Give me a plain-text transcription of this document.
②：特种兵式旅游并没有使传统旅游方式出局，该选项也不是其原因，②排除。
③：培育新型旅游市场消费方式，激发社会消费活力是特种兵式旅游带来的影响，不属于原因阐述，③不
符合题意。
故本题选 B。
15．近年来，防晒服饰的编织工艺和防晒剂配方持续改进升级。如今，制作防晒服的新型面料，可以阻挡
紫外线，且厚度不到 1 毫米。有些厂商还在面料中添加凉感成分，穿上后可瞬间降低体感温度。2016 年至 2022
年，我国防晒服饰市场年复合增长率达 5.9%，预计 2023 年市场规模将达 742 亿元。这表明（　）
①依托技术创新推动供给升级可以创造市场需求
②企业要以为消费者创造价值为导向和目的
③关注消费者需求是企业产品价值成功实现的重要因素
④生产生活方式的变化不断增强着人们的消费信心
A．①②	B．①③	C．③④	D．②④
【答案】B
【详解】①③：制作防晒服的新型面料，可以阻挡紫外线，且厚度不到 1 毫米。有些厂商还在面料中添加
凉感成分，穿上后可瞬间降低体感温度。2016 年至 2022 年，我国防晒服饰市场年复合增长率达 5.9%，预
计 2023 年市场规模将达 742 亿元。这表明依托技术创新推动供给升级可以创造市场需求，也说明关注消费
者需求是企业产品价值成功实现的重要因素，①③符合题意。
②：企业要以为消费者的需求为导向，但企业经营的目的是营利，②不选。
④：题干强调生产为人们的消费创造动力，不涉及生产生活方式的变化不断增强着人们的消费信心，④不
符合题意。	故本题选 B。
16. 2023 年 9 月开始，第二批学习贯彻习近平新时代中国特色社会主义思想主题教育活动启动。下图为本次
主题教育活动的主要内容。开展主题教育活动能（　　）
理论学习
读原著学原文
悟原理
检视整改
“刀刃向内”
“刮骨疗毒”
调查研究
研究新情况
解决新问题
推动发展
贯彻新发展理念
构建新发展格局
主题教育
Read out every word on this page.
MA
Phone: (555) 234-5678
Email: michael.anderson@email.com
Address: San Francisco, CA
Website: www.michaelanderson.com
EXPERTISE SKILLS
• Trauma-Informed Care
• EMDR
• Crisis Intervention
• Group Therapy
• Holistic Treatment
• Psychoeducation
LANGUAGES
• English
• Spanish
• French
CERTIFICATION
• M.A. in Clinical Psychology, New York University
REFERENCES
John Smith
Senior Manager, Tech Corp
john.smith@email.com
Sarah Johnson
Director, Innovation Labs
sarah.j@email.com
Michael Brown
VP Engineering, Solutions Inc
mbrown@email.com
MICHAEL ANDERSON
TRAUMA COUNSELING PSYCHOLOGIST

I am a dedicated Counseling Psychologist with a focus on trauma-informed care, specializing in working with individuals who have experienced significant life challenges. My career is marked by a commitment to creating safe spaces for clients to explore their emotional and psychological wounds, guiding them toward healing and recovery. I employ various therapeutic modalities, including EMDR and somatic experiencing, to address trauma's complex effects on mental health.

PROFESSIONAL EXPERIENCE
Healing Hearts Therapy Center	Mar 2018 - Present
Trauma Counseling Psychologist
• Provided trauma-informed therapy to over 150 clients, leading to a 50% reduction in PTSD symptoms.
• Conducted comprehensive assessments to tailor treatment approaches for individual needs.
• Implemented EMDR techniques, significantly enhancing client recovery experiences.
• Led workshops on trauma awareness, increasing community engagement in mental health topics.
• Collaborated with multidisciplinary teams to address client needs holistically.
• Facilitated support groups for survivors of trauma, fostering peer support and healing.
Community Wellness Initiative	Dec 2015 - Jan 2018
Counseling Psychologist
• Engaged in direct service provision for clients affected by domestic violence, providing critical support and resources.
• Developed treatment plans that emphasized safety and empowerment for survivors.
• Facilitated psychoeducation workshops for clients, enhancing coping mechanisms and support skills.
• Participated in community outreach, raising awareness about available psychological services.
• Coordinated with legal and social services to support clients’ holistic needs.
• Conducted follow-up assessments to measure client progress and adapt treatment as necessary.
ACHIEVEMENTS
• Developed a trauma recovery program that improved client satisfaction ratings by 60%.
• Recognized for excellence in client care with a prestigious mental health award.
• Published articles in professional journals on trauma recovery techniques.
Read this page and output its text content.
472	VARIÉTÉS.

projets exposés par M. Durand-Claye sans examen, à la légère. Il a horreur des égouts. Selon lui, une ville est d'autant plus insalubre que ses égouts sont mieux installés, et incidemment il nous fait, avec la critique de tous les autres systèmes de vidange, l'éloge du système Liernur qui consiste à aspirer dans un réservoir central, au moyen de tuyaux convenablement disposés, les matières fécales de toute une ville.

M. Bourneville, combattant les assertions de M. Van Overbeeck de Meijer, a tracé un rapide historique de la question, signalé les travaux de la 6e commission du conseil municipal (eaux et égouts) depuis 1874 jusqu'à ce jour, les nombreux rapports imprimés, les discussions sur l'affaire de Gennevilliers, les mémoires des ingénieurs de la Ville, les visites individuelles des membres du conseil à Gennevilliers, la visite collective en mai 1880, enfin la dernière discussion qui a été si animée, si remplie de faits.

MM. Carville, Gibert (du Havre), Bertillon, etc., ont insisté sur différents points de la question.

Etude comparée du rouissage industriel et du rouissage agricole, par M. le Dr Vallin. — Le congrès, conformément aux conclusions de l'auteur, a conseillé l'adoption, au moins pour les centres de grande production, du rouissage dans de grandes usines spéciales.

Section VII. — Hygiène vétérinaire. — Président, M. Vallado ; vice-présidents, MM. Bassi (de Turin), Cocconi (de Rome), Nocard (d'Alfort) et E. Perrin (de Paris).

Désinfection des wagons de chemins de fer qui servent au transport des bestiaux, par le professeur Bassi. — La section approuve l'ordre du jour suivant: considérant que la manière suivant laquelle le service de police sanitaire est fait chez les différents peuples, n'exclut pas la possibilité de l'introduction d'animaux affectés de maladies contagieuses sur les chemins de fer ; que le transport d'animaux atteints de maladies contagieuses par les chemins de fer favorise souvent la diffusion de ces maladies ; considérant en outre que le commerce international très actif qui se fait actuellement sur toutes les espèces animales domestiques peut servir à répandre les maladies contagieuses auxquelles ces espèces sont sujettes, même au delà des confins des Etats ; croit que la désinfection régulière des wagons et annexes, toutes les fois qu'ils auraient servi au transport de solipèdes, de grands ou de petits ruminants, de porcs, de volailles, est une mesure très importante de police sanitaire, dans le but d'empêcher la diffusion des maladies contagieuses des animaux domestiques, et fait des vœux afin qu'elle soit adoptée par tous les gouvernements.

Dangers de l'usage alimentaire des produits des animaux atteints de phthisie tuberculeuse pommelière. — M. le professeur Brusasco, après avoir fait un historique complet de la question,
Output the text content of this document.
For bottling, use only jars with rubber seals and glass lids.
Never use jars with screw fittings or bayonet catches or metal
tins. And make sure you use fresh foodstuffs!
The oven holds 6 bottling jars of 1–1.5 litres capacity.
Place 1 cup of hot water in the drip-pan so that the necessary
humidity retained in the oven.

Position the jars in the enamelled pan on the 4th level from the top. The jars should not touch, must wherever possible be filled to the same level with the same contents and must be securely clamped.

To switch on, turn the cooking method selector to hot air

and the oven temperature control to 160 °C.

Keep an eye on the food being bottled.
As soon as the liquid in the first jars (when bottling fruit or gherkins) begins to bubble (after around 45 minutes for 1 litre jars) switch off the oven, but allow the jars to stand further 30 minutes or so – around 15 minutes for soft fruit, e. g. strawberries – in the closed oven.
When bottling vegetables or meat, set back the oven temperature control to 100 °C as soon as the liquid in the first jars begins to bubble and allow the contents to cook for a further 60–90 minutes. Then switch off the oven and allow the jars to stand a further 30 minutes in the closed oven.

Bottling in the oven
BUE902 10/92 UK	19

---+---

▶ **Exercise**
Repeat exactly the lines from the one containing "Output the text content of this document." through the last line of the records above, both included, and nothing else.

▶ **Exercise result**
Output the text content of this document.
For bottling, use only jars with rubber seals and glass lids.
Never use jars with screw fittings or bayonet catches or metal
tins. And make sure you use fresh foodstuffs!
The oven holds 6 bottling jars of 1–1.5 litres capacity.
Place 1 cup of hot water in the drip-pan so that the necessary
humidity retained in the oven.

Position the jars in the enamelled pan on the 4th level from the top. The jars should not touch, must wherever possible be filled to the same level with the same contents and must be securely clamped.

To switch on, turn the cooking method selector to hot air

and the oven temperature control to 160 °C.

Keep an eye on the food being bottled.
As soon as the liquid in the first jars (when bottling fruit or gherkins) begins to bubble (after around 45 minutes for 1 litre jars) switch off the oven, but allow the jars to stand further 30 minutes or so – around 15 minutes for soft fruit, e. g. strawberries – in the closed oven.
When bottling vegetables or meat, set back the oven temperature control to 100 °C as soon as the liquid in the first jars begins to bubble and allow the contents to cook for a further 60–90 minutes. Then switch off the oven and allow the jars to stand a further 30 minutes in the closed oven.

Bottling in the oven
BUE902 10/92 UK	19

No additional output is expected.